### Dataset entries on figures

--- begin ---

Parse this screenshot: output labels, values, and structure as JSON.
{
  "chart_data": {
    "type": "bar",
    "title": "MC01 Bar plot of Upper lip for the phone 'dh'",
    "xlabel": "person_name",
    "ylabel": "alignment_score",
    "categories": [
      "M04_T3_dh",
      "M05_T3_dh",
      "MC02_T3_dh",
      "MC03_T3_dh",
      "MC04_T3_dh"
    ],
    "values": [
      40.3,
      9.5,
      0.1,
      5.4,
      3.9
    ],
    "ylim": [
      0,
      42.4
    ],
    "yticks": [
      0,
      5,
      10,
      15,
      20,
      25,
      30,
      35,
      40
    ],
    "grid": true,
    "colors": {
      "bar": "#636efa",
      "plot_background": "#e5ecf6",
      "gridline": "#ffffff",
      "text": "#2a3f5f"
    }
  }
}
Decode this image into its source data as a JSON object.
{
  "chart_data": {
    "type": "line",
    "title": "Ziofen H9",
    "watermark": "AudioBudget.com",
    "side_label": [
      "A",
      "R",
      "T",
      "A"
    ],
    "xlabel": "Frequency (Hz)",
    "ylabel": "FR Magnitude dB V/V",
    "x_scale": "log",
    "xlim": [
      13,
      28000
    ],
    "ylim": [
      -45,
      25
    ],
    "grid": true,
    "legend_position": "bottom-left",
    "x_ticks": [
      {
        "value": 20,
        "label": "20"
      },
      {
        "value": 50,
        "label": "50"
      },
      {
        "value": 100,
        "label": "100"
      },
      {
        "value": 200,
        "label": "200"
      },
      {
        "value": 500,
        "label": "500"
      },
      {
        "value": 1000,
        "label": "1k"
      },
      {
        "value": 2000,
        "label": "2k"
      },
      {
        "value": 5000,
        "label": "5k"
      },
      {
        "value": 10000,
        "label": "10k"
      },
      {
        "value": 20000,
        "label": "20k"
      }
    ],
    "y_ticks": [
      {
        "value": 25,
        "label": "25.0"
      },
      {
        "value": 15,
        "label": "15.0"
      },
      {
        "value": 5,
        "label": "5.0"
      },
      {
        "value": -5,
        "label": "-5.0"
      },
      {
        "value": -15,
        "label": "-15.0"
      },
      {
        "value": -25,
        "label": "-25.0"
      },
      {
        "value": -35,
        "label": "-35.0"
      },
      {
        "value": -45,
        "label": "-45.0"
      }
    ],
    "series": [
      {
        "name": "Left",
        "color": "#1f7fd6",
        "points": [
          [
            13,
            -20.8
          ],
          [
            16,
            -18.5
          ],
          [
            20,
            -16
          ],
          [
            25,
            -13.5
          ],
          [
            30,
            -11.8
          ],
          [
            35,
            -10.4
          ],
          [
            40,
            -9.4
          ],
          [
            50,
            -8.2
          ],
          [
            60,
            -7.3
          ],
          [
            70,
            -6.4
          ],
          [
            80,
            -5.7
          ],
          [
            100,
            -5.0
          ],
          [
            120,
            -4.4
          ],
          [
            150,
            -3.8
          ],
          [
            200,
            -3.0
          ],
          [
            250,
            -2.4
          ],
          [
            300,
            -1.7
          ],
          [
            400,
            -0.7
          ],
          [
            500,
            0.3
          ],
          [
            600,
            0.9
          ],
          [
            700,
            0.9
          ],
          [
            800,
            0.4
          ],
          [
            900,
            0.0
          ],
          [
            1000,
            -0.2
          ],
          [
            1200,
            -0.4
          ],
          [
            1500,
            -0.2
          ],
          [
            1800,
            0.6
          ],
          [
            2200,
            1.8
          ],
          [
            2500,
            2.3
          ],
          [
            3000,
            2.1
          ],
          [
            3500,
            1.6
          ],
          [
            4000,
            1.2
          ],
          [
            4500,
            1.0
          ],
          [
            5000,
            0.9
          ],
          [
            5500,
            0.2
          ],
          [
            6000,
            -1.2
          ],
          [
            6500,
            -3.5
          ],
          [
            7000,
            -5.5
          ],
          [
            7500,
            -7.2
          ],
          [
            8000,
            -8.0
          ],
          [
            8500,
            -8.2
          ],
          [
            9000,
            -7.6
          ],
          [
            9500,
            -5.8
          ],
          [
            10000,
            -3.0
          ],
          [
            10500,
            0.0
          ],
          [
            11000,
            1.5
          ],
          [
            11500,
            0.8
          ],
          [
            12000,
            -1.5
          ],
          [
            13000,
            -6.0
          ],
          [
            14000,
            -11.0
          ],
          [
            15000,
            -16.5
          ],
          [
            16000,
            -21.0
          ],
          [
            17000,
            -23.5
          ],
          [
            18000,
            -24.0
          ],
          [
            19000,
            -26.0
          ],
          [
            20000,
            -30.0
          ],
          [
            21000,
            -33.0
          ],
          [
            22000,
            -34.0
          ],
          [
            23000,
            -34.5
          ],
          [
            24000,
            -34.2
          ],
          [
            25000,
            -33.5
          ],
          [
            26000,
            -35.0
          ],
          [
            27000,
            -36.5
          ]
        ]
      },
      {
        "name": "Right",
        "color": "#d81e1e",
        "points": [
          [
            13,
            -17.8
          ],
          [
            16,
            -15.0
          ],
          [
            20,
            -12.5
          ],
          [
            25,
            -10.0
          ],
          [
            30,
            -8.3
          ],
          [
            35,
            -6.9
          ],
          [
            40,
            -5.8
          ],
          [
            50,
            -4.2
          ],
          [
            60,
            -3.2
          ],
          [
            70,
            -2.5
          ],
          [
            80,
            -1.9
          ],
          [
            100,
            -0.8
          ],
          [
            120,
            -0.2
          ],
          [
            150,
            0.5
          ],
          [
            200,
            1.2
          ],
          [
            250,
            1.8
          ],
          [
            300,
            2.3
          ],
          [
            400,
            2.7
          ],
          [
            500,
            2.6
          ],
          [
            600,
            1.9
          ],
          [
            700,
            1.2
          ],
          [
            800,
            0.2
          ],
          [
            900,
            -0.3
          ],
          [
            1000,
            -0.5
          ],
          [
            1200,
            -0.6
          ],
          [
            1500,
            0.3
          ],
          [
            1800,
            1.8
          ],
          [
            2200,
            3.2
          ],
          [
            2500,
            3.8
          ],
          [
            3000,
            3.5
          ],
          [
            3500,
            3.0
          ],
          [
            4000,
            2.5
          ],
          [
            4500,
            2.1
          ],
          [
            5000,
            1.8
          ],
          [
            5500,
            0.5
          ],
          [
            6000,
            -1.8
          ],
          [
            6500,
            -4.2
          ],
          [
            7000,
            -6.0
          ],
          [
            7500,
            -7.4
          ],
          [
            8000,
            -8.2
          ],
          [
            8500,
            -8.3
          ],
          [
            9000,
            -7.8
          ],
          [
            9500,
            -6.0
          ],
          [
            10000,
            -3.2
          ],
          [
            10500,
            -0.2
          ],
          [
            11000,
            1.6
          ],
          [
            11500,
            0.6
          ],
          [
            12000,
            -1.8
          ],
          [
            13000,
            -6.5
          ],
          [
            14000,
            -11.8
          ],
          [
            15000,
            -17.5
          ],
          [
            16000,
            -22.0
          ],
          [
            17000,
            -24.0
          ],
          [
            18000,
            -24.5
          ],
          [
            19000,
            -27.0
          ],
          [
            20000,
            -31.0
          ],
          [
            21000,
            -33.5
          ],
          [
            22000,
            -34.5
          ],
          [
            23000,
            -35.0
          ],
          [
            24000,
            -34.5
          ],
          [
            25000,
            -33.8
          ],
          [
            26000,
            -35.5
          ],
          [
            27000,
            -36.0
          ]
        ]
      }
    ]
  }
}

--- end ---

### What this task involves
Output each record exactly, leaving nothing out.

### Solved exercise
Parse this screenshot: output labels, values, and structure as JSON.
{
  "chart_data": {
    "type": "bar",
    "title": "MC01 Bar plot of Upper lip for the phone 'dh'",
    "xlabel": "person_name",
    "ylabel": "alignment_score",
    "categories": [
      "M04_T3_dh",
      "M05_T3_dh",
      "MC02_T3_dh",
      "MC03_T3_dh",
      "MC04_T3_dh"
    ],
    "values": [
      40.3,
      9.5,
      0.1,
      5.4,
      3.9
    ],
    "ylim": [
      0,
      42.4
    ],
    "yticks": [
      0,
      5,
      10,
      15,
      20,
      25,
      30,
      35,
      40
    ],
    "grid": true,
    "colors": {
      "bar": "#636efa",
      "plot_background": "#e5ecf6",
      "gridline": "#ffffff",
      "text": "#2a3f5f"
    }
  }
}
Decode this image into its source data as a JSON object.
{
  "chart_data": {
    "type": "line",
    "title": "Ziofen H9",
    "watermark": "AudioBudget.com",
    "side_label": [
      "A",
      "R",
      "T",
      "A"
    ],
    "xlabel": "Frequency (Hz)",
    "ylabel": "FR Magnitude dB V/V",
    "x_scale": "log",
    "xlim": [
      13,
      28000
    ],
    "ylim": [
      -45,
      25
    ],
    "grid": true,
    "legend_position": "bottom-left",
    "x_ticks": [
      {
        "value": 20,
        "label": "20"
      },
      {
        "value": 50,
        "label": "50"
      },
      {
        "value": 100,
        "label": "100"
      },
      {
        "value": 200,
        "label": "200"
      },
      {
        "value": 500,
        "label": "500"
      },
      {
        "value": 1000,
        "label": "1k"
      },
      {
        "value": 2000,
        "label": "2k"
      },
      {
        "value": 5000,
        "label": "5k"
      },
      {
        "value": 10000,
        "label": "10k"
      },
      {
        "value": 20000,
        "label": "20k"
      }
    ],
    "y_ticks": [
      {
        "value": 25,
        "label": "25.0"
      },
      {
        "value": 15,
        "label": "15.0"
      },
      {
        "value": 5,
        "label": "5.0"
      },
      {
        "value": -5,
        "label": "-5.0"
      },
      {
        "value": -15,
        "label": "-15.0"
      },
      {
        "value": -25,
        "label": "-25.0"
      },
      {
        "value": -35,
        "label": "-35.0"
      },
      {
        "value": -45,
        "label": "-45.0"
      }
    ],
    "series": [
      {
        "name": "Left",
        "color": "#1f7fd6",
        "points": [
          [
            13,
            -20.8
          ],
          [
            16,
            -18.5
          ],
          [
            20,
            -16
          ],
          [
            25,
            -13.5
          ],
          [
            30,
            -11.8
          ],
          [
            35,
            -10.4
          ],
          [
            40,
            -9.4
          ],
          [
            50,
            -8.2
          ],
          [
            60,
            -7.3
          ],
          [
            70,
            -6.4
          ],
          [
            80,
            -5.7
          ],
          [
            100,
            -5.0
          ],
          [
            120,
            -4.4
          ],
          [
            150,
            -3.8
          ],
          [
            200,
            -3.0
          ],
          [
            250,
            -2.4
          ],
          [
            300,
            -1.7
          ],
          [
            400,
            -0.7
          ],
          [
            500,
            0.3
          ],
          [
            600,
            0.9
          ],
          [
            700,
            0.9
          ],
          [
            800,
            0.4
          ],
          [
            900,
            0.0
          ],
          [
            1000,
            -0.2
          ],
          [
            1200,
            -0.4
          ],
          [
            1500,
            -0.2
          ],
          [
            1800,
            0.6
          ],
          [
            2200,
            1.8
          ],
          [
            2500,
            2.3
          ],
          [
            3000,
            2.1
          ],
          [
            3500,
            1.6
          ],
          [
            4000,
            1.2
          ],
          [
            4500,
            1.0
          ],
          [
            5000,
            0.9
          ],
          [
            5500,
            0.2
          ],
          [
            6000,
            -1.2
          ],
          [
            6500,
            -3.5
          ],
          [
            7000,
            -5.5
          ],
          [
            7500,
            -7.2
          ],
          [
            8000,
            -8.0
          ],
          [
            8500,
            -8.2
          ],
          [
            9000,
            -7.6
          ],
          [
            9500,
            -5.8
          ],
          [
            10000,
            -3.0
          ],
          [
            10500,
            0.0
          ],
          [
            11000,
            1.5
          ],
          [
            11500,
            0.8
          ],
          [
            12000,
            -1.5
          ],
          [
            13000,
            -6.0
          ],
          [
            14000,
            -11.0
          ],
          [
            15000,
            -16.5
          ],
          [
            16000,
            -21.0
          ],
          [
            17000,
            -23.5
          ],
          [
            18000,
            -24.0
          ],
          [
            19000,
            -26.0
          ],
          [
            20000,
            -30.0
          ],
          [
            21000,
            -33.0
          ],
          [
            22000,
            -34.0
          ],
          [
            23000,
            -34.5
          ],
          [
            24000,
            -34.2
          ],
          [
            25000,
            -33.5
          ],
          [
            26000,
            -35.0
          ],
          [
            27000,
            -36.5
          ]
        ]
      },
      {
        "name": "Right",
        "color": "#d81e1e",
        "points": [
          [
            13,
            -17.8
          ],
          [
            16,
            -15.0
          ],
          [
            20,
            -12.5
          ],
          [
            25,
            -10.0
          ],
          [
            30,
            -8.3
          ],
          [
            35,
            -6.9
          ],
          [
            40,
            -5.8
          ],
          [
            50,
            -4.2
          ],
          [
            60,
            -3.2
          ],
          [
            70,
            -2.5
          ],
          [
            80,
            -1.9
          ],
          [
            100,
            -0.8
          ],
          [
            120,
            -0.2
          ],
          [
            150,
            0.5
          ],
          [
            200,
            1.2
          ],
          [
            250,
            1.8
          ],
          [
            300,
            2.3
          ],
          [
            400,
            2.7
          ],
          [
            500,
            2.6
          ],
          [
            600,
            1.9
          ],
          [
            700,
            1.2
          ],
          [
            800,
            0.2
          ],
          [
            900,
            -0.3
          ],
          [
            1000,
            -0.5
          ],
          [
            1200,
            -0.6
          ],
          [
            1500,
            0.3
          ],
          [
            1800,
            1.8
          ],
          [
            2200,
            3.2
          ],
          [
            2500,
            3.8
          ],
          [
            3000,
            3.5
          ],
          [
            3500,
            3.0
          ],
          [
            4000,
            2.5
          ],
          [
            4500,
            2.1
          ],
          [
            5000,
            1.8
          ],
          [
            5500,
            0.5
          ],
          [
            6000,
            -1.8
          ],
          [
            6500,
            -4.2
          ],
          [
            7000,
            -6.0
          ],
          [
            7500,
            -7.4
          ],
          [
            8000,
            -8.2
          ],
          [
            8500,
            -8.3
          ],
          [
            9000,
            -7.8
          ],
          [
            9500,
            -6.0
          ],
          [
            10000,
            -3.2
          ],
          [
            10500,
            -0.2
          ],
          [
            11000,
            1.6
          ],
          [
            11500,
            0.6
          ],
          [
            12000,
            -1.8
          ],
          [
            13000,
            -6.5
          ],
          [
            14000,
            -11.8
          ],
          [
            15000,
            -17.5
          ],
          [
            16000,
            -22.0
          ],
          [
            17000,
            -24.0
          ],
          [
            18000,
            -24.5
          ],
          [
            19000,
            -27.0
          ],
          [
            20000,
            -31.0
          ],
          [
            21000,
            -33.5
          ],
          [
            22000,
            -34.5
          ],
          [
            23000,
            -35.0
          ],
          [
            24000,
            -34.5
          ],
          [
            25000,
            -33.8
          ],
          [
            26000,
            -35.5
          ],
          [
            27000,
            -36.0
          ]
        ]
      }
    ]
  }
}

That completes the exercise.